Reading passage:
○ ○ ○ ○

Intuitive to use, in true Apple fashion (sweet, thumb-able wheel!), an iPod also quickly makes itself indispensable, standing ready like a tiny concierge with vast personal playlists, easily uploaded and summarily sorted into soundtracks for every mood.

Yes, it has detractors. An iPod can be isolating if its white-earbuds-wearing user allows it to be. Cranked too loud it can hurt the ears. Like any material object it can be fetishized to unhealthy heights.

But as cool tool and technological Meisterwerk, iPod deserves a biography on its fifth birthday. It gets a deep and richly written one in Steven Levy's The Perfect Thing: How the iPod Shuffles Commerce, Culture, and Coolness.

Levy is a fan without reservation. He is, for example, so taken with the iPod's shuffle function - the device jumbles the listening library and presents songs in random order - that he persuaded the publisher to let him mimic it.

Chapters appear as modular, stand-alone treatments of different facets of the phenomenon - "Origin," "Download," "Identity," and so on - and a reader might pick up any of four shuffled versions of the book. (The approach mostly works, even if it calls for the occasional brief reintroduction of a point already made.)

His treatment of shuffle also highlights Levy's remarkable depth of access. Recounting one of many private encounters with unrelenting visionary Steve Jobs, Apple's chief, the author describes a heady chat about the "randomizing algorithm" of shuffle.

Levy has noticed what he thinks is a disproportionate representation of Steely Dan songs in the playlist his iPod concocts from his deep, varied collection. On the spot, Jobs has an aide call Apple headquarters in Cupertino, Calif., and the three of them parse the cryptography involved in the selection process.

Levy, a senior editor and chief technology writer for Newsweek, handily lays out the landscape from which iPod - deliverer of "portable alternative reality" - dramatically emerged. (And keeps emerging. After a sales surge in 2004, Apple sold 42 million iPods by the end of 2005 and blew past 50 million units soon after.)

He breezily covers the history of transistor technology and the sweeping evolution of the "personal audio experience" as both technology and business battleground, from the crude forerunners of Sony's Walkman to the advent of the MP3 format and its early players to the daggers-out days of Napster and the file-sharing firms that followed.

The Perfect Thing: How the iPod Shuffles Commerce, Culture, and Coolness.
By Steven Levy
Simon & Schuster
284 pp., $25

The rise of legal online music store iTunes is cast as only a matter of time. As Jobs told Levy in 2004: "The Internet was built to deliver music." Jobs's triumph: leveraging Apple's smallness in the world of personal computing to win the race and revolutionize the method and the machinery.

○ ○ ○ ○

(Stored data entries)
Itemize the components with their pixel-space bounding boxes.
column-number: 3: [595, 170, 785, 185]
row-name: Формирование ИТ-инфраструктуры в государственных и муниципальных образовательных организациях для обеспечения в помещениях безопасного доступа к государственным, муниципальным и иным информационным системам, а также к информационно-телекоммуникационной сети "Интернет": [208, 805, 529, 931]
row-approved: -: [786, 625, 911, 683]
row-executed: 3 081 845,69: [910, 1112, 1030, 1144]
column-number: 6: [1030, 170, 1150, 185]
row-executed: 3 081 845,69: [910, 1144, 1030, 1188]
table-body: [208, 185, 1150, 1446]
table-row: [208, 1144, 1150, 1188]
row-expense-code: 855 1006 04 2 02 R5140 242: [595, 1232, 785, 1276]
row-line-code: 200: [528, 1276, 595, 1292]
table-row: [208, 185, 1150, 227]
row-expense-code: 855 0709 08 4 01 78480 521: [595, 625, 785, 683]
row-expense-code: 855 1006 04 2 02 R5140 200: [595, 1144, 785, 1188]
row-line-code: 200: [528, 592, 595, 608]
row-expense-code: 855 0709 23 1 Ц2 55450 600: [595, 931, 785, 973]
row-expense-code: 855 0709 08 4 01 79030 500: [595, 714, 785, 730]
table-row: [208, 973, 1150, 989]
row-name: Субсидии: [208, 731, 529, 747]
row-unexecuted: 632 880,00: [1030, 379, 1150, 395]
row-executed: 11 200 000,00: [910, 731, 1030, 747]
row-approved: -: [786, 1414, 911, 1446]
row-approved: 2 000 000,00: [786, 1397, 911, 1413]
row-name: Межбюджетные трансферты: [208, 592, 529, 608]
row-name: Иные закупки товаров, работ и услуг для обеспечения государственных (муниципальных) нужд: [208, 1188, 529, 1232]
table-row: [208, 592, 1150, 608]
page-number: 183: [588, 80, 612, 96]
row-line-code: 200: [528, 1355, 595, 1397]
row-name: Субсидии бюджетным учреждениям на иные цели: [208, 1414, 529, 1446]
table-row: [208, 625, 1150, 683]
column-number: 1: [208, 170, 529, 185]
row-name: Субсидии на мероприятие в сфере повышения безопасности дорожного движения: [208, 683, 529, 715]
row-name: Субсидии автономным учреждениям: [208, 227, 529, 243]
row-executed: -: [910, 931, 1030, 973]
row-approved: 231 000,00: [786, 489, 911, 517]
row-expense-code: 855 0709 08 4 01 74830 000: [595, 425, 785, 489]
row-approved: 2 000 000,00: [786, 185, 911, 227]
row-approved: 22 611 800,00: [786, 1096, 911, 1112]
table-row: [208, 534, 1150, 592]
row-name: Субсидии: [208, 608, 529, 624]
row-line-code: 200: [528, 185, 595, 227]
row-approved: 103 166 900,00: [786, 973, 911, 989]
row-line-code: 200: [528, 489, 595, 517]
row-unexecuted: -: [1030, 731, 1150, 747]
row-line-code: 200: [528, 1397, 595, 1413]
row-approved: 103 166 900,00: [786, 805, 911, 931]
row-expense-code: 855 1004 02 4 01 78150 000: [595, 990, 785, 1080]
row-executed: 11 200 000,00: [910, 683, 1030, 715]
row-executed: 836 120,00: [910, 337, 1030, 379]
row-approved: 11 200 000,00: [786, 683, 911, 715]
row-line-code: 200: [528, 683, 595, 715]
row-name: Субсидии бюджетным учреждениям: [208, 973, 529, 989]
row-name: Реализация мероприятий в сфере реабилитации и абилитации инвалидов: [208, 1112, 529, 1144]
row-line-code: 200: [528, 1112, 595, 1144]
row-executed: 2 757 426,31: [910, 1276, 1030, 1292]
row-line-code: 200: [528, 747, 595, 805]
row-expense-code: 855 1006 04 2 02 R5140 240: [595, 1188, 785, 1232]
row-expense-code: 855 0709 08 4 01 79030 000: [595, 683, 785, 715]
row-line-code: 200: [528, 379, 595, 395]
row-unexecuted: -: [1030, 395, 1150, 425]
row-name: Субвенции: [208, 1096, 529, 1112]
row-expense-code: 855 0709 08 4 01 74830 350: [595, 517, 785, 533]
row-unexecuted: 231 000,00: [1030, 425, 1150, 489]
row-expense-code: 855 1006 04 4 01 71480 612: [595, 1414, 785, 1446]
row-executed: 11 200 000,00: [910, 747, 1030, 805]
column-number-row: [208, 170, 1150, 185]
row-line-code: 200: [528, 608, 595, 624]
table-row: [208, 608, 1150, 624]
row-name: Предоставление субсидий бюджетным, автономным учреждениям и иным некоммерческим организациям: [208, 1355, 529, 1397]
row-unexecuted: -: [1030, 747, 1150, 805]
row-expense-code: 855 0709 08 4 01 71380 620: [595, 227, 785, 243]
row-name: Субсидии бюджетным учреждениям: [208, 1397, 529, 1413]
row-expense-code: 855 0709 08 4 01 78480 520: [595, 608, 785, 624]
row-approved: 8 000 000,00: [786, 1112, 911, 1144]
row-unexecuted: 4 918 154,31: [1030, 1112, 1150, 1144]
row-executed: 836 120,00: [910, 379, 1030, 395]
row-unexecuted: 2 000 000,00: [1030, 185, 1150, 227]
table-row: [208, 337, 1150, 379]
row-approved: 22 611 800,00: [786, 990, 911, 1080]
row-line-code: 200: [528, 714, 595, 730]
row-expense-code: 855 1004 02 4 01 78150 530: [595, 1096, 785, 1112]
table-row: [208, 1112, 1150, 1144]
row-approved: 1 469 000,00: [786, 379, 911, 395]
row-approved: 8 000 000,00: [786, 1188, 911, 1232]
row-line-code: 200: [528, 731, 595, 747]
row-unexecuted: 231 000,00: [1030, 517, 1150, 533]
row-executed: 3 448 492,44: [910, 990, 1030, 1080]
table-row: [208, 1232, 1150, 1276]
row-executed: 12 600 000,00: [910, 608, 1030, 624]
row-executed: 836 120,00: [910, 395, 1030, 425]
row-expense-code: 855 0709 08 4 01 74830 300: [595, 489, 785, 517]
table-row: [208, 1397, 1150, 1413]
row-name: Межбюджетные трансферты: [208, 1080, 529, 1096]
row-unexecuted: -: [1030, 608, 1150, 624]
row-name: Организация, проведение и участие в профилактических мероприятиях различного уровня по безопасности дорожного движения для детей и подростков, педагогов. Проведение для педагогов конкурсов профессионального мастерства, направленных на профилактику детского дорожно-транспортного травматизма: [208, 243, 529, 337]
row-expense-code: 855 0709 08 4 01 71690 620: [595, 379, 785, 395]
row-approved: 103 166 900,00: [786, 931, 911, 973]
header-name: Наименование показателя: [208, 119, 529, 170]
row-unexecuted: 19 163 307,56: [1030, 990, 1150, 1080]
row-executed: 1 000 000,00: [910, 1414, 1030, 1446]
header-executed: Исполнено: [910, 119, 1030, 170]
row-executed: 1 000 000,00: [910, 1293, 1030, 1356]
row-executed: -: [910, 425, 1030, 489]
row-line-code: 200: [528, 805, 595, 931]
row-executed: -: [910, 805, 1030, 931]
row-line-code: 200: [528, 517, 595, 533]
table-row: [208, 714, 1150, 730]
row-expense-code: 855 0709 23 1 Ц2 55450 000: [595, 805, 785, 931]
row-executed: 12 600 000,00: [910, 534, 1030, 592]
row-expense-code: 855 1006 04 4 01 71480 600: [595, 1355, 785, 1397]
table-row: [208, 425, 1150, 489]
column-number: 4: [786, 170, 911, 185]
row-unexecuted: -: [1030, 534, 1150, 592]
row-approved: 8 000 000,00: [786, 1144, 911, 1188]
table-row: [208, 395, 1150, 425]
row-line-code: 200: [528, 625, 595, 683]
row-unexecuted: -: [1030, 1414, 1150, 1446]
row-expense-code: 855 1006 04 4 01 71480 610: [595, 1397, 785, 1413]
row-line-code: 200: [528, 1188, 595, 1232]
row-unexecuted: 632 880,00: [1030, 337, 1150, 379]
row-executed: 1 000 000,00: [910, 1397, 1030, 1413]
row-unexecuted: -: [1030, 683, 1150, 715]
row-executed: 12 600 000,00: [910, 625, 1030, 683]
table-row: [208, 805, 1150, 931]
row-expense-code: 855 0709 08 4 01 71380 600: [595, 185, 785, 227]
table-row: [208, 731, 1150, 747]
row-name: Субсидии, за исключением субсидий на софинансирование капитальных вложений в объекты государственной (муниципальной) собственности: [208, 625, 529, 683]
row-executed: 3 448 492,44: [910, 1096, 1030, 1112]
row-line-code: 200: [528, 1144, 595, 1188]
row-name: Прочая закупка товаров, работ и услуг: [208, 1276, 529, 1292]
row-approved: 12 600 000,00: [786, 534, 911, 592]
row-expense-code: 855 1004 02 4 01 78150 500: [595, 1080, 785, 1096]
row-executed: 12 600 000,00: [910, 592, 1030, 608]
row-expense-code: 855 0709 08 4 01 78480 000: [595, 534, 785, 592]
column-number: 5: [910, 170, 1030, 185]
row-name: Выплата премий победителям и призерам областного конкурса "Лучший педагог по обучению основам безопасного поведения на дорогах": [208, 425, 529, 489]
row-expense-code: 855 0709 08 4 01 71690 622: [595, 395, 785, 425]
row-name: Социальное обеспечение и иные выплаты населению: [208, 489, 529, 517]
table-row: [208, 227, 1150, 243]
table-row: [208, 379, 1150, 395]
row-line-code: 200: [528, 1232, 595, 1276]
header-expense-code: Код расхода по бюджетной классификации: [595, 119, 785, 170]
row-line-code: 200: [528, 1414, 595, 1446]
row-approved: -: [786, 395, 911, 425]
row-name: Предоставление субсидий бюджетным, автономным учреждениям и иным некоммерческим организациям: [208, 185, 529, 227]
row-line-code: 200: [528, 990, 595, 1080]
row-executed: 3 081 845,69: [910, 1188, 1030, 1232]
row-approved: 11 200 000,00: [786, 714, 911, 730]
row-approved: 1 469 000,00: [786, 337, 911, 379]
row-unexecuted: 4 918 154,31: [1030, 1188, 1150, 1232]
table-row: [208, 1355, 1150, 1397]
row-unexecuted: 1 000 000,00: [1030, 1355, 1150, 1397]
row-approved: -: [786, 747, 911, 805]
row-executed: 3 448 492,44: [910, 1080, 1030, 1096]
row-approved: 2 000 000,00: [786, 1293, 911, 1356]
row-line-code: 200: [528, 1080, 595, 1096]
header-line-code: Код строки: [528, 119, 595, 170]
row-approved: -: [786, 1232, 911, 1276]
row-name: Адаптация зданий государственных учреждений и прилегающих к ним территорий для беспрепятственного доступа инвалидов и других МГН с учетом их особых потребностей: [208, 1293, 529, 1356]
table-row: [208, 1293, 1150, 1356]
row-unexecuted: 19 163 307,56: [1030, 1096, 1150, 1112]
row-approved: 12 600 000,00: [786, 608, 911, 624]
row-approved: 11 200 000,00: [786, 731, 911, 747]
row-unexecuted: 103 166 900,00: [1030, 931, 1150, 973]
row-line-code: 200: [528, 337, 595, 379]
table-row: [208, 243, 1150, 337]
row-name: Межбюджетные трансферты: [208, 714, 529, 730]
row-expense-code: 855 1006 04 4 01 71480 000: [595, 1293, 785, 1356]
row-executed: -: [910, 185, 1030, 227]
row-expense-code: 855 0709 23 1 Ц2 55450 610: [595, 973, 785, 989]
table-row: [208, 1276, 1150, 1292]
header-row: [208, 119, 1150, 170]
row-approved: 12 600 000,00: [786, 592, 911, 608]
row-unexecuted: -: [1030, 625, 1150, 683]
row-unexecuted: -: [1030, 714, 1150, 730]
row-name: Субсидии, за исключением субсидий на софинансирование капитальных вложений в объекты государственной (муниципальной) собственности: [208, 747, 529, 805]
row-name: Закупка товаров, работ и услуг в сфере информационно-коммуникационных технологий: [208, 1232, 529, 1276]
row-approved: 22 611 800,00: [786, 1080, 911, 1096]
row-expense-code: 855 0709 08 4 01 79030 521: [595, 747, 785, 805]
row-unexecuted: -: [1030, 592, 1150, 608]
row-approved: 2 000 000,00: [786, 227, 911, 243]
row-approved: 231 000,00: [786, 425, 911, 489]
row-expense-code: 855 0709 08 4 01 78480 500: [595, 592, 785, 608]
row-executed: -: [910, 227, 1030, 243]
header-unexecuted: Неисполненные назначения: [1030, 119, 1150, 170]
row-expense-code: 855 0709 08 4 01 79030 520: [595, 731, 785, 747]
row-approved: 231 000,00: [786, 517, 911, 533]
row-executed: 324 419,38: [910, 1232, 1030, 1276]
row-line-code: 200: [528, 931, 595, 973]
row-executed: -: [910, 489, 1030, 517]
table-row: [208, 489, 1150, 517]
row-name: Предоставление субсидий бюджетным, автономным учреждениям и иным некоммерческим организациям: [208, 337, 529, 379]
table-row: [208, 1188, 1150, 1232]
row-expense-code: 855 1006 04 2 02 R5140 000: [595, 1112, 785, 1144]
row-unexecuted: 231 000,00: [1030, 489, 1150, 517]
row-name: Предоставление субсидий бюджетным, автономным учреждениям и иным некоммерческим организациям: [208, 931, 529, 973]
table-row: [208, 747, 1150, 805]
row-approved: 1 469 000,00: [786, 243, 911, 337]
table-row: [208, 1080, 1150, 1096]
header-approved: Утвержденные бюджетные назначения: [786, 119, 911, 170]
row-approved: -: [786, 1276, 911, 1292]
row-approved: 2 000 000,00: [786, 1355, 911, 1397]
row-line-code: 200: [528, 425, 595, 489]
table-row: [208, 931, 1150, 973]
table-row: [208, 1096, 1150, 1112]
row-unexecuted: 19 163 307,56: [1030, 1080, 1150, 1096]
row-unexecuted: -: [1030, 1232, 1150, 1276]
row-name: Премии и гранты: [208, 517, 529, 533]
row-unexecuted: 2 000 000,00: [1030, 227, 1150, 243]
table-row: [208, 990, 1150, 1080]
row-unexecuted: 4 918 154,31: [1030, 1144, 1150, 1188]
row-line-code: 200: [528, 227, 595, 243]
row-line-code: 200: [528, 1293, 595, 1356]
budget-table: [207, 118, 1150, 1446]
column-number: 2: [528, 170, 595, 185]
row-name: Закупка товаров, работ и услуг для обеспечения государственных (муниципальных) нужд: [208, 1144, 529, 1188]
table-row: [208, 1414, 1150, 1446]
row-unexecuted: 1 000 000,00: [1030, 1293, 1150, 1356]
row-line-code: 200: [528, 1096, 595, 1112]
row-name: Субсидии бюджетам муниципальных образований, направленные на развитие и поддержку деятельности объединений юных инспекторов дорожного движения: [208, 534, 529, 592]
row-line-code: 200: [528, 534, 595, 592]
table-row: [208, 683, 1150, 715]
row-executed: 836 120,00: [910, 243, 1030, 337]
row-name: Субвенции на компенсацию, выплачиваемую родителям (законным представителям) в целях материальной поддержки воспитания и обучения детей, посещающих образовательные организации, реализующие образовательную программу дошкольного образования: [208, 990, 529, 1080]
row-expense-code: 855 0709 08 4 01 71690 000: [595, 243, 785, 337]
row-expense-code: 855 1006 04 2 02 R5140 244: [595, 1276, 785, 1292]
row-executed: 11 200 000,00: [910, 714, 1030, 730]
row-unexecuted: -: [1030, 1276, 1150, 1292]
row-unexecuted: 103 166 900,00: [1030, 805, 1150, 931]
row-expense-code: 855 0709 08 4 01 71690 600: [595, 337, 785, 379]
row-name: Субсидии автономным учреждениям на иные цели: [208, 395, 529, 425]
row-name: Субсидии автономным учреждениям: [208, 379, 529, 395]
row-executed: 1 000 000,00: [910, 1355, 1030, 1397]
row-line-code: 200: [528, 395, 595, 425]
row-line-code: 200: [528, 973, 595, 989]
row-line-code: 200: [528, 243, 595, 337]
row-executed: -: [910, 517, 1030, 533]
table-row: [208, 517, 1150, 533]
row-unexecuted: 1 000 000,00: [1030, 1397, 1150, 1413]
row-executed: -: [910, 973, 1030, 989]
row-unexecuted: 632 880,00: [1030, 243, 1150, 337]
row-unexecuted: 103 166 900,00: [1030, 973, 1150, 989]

○ ○ ○ ○

To do:
1. Copy out of the iPod book review the passage that opens with the words containing "But as cool" and closes with "point already made.)".
2. According to the iPod book review, how many iPods had Apple sold by the end of 2005?
3. Which chapter titles of Levy's book does the iPod book review name?

Results for each task:
1.
But as cool tool and technological Meisterwerk, iPod deserves a biography on its fifth birthday. It gets a deep and richly written one in Steven Levy's The Perfect Thing: How the iPod Shuffles Commerce, Culture, and Coolness.

Levy is a fan without reservation. He is, for example, so taken with the iPod's shuffle function - the device jumbles the listening library and presents songs in random order - that he persuaded the publisher to let him mimic it.

Chapters appear as modular, stand-alone treatments of different facets of the phenomenon - "Origin," "Download," "Identity," and so on - and a reader might pick up any of four shuffled versions of the book. (The approach mostly works, even if it calls for the occasional brief reintroduction of a point already made.)

2. 42 million

3. "Origin," "Download," "Identity"